Could you write out the records below exactly as they appear?

-- start Input --

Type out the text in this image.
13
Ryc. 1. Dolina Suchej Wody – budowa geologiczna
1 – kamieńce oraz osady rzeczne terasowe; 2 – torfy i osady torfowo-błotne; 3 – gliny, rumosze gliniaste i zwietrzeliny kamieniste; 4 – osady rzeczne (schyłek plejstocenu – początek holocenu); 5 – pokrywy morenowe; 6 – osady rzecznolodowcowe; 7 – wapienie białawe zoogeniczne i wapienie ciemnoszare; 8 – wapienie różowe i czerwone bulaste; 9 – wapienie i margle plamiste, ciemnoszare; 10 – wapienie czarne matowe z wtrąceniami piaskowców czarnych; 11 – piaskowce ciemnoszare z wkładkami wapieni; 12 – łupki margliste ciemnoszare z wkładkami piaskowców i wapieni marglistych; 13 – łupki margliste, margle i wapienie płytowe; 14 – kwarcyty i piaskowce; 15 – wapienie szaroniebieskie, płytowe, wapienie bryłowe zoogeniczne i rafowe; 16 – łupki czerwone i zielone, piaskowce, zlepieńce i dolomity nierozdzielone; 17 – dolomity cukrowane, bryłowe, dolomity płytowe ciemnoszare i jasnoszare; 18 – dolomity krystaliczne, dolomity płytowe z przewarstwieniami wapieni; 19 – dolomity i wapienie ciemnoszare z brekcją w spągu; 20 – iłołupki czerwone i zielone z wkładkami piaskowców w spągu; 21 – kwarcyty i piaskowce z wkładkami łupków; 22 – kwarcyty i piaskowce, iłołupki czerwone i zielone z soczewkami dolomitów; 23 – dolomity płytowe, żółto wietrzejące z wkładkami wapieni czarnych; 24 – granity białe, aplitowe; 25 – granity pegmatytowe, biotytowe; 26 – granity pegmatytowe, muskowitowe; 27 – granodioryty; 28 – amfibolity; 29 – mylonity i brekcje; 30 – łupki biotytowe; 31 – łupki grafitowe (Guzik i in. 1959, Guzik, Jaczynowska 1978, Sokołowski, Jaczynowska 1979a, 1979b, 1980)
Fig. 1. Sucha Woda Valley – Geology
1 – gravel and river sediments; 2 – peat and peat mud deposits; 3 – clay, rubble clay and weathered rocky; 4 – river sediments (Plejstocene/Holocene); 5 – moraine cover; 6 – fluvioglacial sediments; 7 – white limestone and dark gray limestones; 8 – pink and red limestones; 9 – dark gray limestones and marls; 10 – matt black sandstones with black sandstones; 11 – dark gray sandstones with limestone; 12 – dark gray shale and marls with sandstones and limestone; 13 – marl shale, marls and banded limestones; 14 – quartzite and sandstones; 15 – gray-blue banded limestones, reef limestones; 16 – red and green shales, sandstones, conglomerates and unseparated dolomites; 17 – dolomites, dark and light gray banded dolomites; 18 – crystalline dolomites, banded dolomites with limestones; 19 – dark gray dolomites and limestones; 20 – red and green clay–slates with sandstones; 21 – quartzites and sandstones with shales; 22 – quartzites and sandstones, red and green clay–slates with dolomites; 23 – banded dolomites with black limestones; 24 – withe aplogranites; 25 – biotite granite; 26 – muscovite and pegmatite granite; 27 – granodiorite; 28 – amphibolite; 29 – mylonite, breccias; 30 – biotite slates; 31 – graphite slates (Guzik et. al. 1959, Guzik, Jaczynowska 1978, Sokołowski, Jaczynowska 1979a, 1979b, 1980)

-- end Input --

#### Output of the task
Type out the text in this image.
13
Ryc. 1. Dolina Suchej Wody – budowa geologiczna
1 – kamieńce oraz osady rzeczne terasowe; 2 – torfy i osady torfowo-błotne; 3 – gliny, rumosze gliniaste i zwietrzeliny kamieniste; 4 – osady rzeczne (schyłek plejstocenu – początek holocenu); 5 – pokrywy morenowe; 6 – osady rzecznolodowcowe; 7 – wapienie białawe zoogeniczne i wapienie ciemnoszare; 8 – wapienie różowe i czerwone bulaste; 9 – wapienie i margle plamiste, ciemnoszare; 10 – wapienie czarne matowe z wtrąceniami piaskowców czarnych; 11 – piaskowce ciemnoszare z wkładkami wapieni; 12 – łupki margliste ciemnoszare z wkładkami piaskowców i wapieni marglistych; 13 – łupki margliste, margle i wapienie płytowe; 14 – kwarcyty i piaskowce; 15 – wapienie szaroniebieskie, płytowe, wapienie bryłowe zoogeniczne i rafowe; 16 – łupki czerwone i zielone, piaskowce, zlepieńce i dolomity nierozdzielone; 17 – dolomity cukrowane, bryłowe, dolomity płytowe ciemnoszare i jasnoszare; 18 – dolomity krystaliczne, dolomity płytowe z przewarstwieniami wapieni; 19 – dolomity i wapienie ciemnoszare z brekcją w spągu; 20 – iłołupki czerwone i zielone z wkładkami piaskowców w spągu; 21 – kwarcyty i piaskowce z wkładkami łupków; 22 – kwarcyty i piaskowce, iłołupki czerwone i zielone z soczewkami dolomitów; 23 – dolomity płytowe, żółto wietrzejące z wkładkami wapieni czarnych; 24 – granity białe, aplitowe; 25 – granity pegmatytowe, biotytowe; 26 – granity pegmatytowe, muskowitowe; 27 – granodioryty; 28 – amfibolity; 29 – mylonity i brekcje; 30 – łupki biotytowe; 31 – łupki grafitowe (Guzik i in. 1959, Guzik, Jaczynowska 1978, Sokołowski, Jaczynowska 1979a, 1979b, 1980)
Fig. 1. Sucha Woda Valley – Geology
1 – gravel and river sediments; 2 – peat and peat mud deposits; 3 – clay, rubble clay and weathered rocky; 4 – river sediments (Plejstocene/Holocene); 5 – moraine cover; 6 – fluvioglacial sediments; 7 – white limestone and dark gray limestones; 8 – pink and red limestones; 9 – dark gray limestones and marls; 10 – matt black sandstones with black sandstones; 11 – dark gray sandstones with limestone; 12 – dark gray shale and marls with sandstones and limestone; 13 – marl shale, marls and banded limestones; 14 – quartzite and sandstones; 15 – gray-blue banded limestones, reef limestones; 16 – red and green shales, sandstones, conglomerates and unseparated dolomites; 17 – dolomites, dark and light gray banded dolomites; 18 – crystalline dolomites, banded dolomites with limestones; 19 – dark gray dolomites and limestones; 20 – red and green clay–slates with sandstones; 21 – quartzites and sandstones with shales; 22 – quartzites and sandstones, red and green clay–slates with dolomites; 23 – banded dolomites with black limestones; 24 – withe aplogranites; 25 – biotite granite; 26 – muscovite and pegmatite granite; 27 – granodiorite; 28 – amphibolite; 29 – mylonite, breccias; 30 – biotite slates; 31 – graphite slates (Guzik et. al. 1959, Guzik, Jaczynowska 1978, Sokołowski, Jaczynowska 1979a, 1979b, 1980)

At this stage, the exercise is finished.